» STATED TASK:
Gather each line in the entries that includes the string "Arsiè".

» DATA EXTRACT:
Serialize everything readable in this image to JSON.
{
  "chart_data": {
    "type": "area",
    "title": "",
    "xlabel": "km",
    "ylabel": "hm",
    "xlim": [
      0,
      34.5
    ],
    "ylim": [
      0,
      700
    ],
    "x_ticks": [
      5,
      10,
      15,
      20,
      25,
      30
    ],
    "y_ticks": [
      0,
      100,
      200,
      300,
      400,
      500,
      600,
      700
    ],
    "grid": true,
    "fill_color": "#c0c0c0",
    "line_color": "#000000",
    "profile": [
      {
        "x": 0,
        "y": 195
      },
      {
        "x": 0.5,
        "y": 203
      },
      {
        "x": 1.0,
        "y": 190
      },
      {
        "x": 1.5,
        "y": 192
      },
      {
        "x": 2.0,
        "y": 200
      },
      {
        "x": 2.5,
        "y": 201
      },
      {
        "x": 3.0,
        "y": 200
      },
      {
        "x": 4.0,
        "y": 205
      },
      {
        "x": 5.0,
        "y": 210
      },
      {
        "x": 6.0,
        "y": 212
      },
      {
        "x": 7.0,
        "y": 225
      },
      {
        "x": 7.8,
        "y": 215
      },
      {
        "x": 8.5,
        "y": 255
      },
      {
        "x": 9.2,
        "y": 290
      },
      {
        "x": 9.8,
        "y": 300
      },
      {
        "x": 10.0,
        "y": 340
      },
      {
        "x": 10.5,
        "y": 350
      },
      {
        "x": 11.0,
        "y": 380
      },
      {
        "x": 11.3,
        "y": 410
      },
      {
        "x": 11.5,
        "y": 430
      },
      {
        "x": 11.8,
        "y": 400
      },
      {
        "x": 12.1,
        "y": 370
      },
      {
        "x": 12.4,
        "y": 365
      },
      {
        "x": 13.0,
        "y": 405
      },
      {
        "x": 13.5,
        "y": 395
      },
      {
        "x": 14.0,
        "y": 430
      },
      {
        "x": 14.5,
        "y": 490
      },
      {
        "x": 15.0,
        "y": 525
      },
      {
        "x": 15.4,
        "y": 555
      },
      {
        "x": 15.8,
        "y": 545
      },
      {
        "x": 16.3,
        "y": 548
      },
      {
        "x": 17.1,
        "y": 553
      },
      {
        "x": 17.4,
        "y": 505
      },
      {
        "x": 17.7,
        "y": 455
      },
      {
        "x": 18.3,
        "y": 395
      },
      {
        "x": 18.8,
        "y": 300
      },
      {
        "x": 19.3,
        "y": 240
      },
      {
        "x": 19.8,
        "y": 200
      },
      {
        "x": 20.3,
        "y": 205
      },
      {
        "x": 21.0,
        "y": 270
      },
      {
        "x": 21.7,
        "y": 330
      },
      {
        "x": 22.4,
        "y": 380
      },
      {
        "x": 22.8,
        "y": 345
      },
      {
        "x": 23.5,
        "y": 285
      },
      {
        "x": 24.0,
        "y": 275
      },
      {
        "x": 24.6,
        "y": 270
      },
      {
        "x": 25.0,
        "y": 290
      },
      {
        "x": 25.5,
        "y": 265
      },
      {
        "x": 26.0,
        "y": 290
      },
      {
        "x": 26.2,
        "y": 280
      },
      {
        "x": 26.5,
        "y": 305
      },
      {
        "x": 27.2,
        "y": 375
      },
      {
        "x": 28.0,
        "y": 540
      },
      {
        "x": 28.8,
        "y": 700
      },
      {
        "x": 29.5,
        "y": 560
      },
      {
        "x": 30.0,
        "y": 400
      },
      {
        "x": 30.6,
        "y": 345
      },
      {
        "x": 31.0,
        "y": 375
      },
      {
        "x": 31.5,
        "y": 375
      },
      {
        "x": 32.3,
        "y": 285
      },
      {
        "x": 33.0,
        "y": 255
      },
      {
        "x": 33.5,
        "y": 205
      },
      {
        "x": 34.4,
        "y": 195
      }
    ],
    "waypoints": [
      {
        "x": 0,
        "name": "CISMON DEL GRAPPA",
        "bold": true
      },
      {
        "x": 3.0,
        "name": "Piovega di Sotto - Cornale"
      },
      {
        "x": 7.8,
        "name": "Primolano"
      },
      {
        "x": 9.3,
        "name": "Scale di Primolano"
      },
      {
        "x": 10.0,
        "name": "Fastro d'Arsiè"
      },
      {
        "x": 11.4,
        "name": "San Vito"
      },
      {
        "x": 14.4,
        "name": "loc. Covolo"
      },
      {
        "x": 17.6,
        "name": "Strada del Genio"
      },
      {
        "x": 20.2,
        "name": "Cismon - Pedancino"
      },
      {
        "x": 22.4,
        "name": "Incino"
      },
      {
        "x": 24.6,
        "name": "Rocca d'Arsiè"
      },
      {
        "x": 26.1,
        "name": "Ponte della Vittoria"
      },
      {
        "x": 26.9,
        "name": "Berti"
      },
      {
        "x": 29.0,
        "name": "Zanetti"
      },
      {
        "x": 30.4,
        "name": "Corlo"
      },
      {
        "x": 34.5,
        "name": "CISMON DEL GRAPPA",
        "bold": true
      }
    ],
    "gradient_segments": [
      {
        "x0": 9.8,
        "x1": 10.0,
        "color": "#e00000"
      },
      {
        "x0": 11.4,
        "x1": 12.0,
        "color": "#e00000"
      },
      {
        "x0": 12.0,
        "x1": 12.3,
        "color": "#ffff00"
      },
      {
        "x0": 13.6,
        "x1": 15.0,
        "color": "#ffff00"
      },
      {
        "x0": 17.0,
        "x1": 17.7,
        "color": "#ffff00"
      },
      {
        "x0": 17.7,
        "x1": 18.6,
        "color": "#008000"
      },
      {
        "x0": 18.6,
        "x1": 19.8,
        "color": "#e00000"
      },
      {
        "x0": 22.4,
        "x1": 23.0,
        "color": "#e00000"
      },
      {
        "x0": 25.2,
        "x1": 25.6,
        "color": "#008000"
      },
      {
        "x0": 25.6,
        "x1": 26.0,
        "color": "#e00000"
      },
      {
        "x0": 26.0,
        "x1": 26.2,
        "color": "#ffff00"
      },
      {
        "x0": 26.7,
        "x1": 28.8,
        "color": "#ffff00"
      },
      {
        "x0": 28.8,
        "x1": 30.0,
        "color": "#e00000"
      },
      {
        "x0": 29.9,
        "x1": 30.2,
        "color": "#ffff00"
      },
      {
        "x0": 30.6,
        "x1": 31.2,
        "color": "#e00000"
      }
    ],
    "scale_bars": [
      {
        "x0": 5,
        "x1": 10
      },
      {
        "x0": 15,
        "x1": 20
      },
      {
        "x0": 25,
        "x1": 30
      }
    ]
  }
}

» THE RESULT:
        "name": "Fastro d'Arsiè"
        "name": "Rocca d'Arsiè"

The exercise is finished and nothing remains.